*Data lines*.
*-*-*
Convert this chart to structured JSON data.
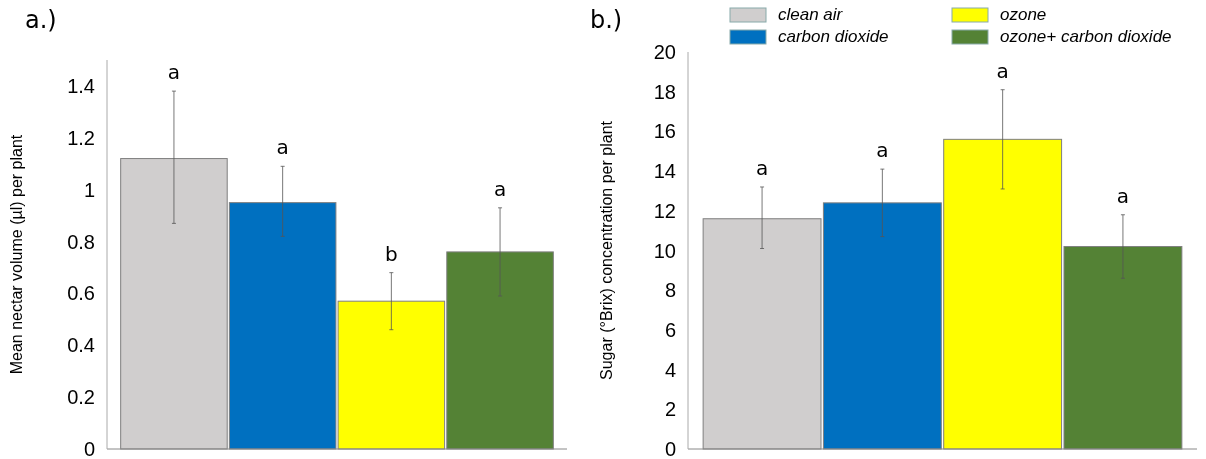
{
  "chart_data": [
    {
      "type": "bar",
      "title": "a.)",
      "ylabel": "Mean nectar volume (µl) per plant",
      "categories": [
        null
      ],
      "ylim": [
        0,
        1.5
      ],
      "yticks": [
        0,
        0.2,
        0.4,
        0.6,
        0.8,
        1,
        1.2,
        1.4
      ],
      "grid": false,
      "legend": false,
      "annotations": [
        "a",
        "a",
        "b",
        "a"
      ],
      "series": [
        {
          "color": "#d0cece",
          "values": [
            1.12
          ],
          "errors": [
            [
              0.87,
              1.38
            ]
          ]
        },
        {
          "color": "#0070c0",
          "values": [
            0.95
          ],
          "errors": [
            [
              0.82,
              1.09
            ]
          ]
        },
        {
          "color": "#ffff00",
          "values": [
            0.57
          ],
          "errors": [
            [
              0.46,
              0.68
            ]
          ]
        },
        {
          "color": "#548235",
          "values": [
            0.76
          ],
          "errors": [
            [
              0.59,
              0.93
            ]
          ]
        }
      ]
    },
    {
      "type": "bar",
      "title": "b.)",
      "ylabel": "Sugar (°Brix) concentration per plant",
      "categories": [
        null
      ],
      "ylim": [
        0,
        20
      ],
      "yticks": [
        0,
        2,
        4,
        6,
        8,
        10,
        12,
        14,
        16,
        18,
        20
      ],
      "grid": false,
      "legend": "top",
      "annotations": [
        "a",
        "a",
        "a",
        "a"
      ],
      "series": [
        {
          "name": "clean air",
          "color": "#d0cece",
          "values": [
            11.6
          ],
          "errors": [
            [
              10.1,
              13.2
            ]
          ]
        },
        {
          "name": "carbon dioxide",
          "color": "#0070c0",
          "values": [
            12.4
          ],
          "errors": [
            [
              10.7,
              14.1
            ]
          ]
        },
        {
          "name": "ozone",
          "color": "#ffff00",
          "values": [
            15.6
          ],
          "errors": [
            [
              13.1,
              18.1
            ]
          ]
        },
        {
          "name": "ozone+ carbon dioxide",
          "color": "#548235",
          "values": [
            10.2
          ],
          "errors": [
            [
              8.6,
              11.8
            ]
          ]
        }
      ]
    }
  ]
}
*-*-*
*What is needed*. Retype the whole listing exactly and leave the pictures out.

*Complete output*.
Convert this chart to structured JSON data.
{
  "chart_data": [
    {
      "type": "bar",
      "title": "a.)",
      "ylabel": "Mean nectar volume (µl) per plant",
      "categories": [
        null
      ],
      "ylim": [
        0,
        1.5
      ],
      "yticks": [
        0,
        0.2,
        0.4,
        0.6,
        0.8,
        1,
        1.2,
        1.4
      ],
      "grid": false,
      "legend": false,
      "annotations": [
        "a",
        "a",
        "b",
        "a"
      ],
      "series": [
        {
          "color": "#d0cece",
          "values": [
            1.12
          ],
          "errors": [
            [
              0.87,
              1.38
            ]
          ]
        },
        {
          "color": "#0070c0",
          "values": [
            0.95
          ],
          "errors": [
            [
              0.82,
              1.09
            ]
          ]
        },
        {
          "color": "#ffff00",
          "values": [
            0.57
          ],
          "errors": [
            [
              0.46,
              0.68
            ]
          ]
        },
        {
          "color": "#548235",
          "values": [
            0.76
          ],
          "errors": [
            [
              0.59,
              0.93
            ]
          ]
        }
      ]
    },
    {
      "type": "bar",
      "title": "b.)",
      "ylabel": "Sugar (°Brix) concentration per plant",
      "categories": [
        null
      ],
      "ylim": [
        0,
        20
      ],
      "yticks": [
        0,
        2,
        4,
        6,
        8,
        10,
        12,
        14,
        16,
        18,
        20
      ],
      "grid": false,
      "legend": "top",
      "annotations": [
        "a",
        "a",
        "a",
        "a"
      ],
      "series": [
        {
          "name": "clean air",
          "color": "#d0cece",
          "values": [
            11.6
          ],
          "errors": [
            [
              10.1,
              13.2
            ]
          ]
        },
        {
          "name": "carbon dioxide",
          "color": "#0070c0",
          "values": [
            12.4
          ],
          "errors": [
            [
              10.7,
              14.1
            ]
          ]
        },
        {
          "name": "ozone",
          "color": "#ffff00",
          "values": [
            15.6
          ],
          "errors": [
            [
              13.1,
              18.1
            ]
          ]
        },
        {
          "name": "ozone+ carbon dioxide",
          "color": "#548235",
          "values": [
            10.2
          ],
          "errors": [
            [
              8.6,
              11.8
            ]
          ]
        }
      ]
    }
  ]
}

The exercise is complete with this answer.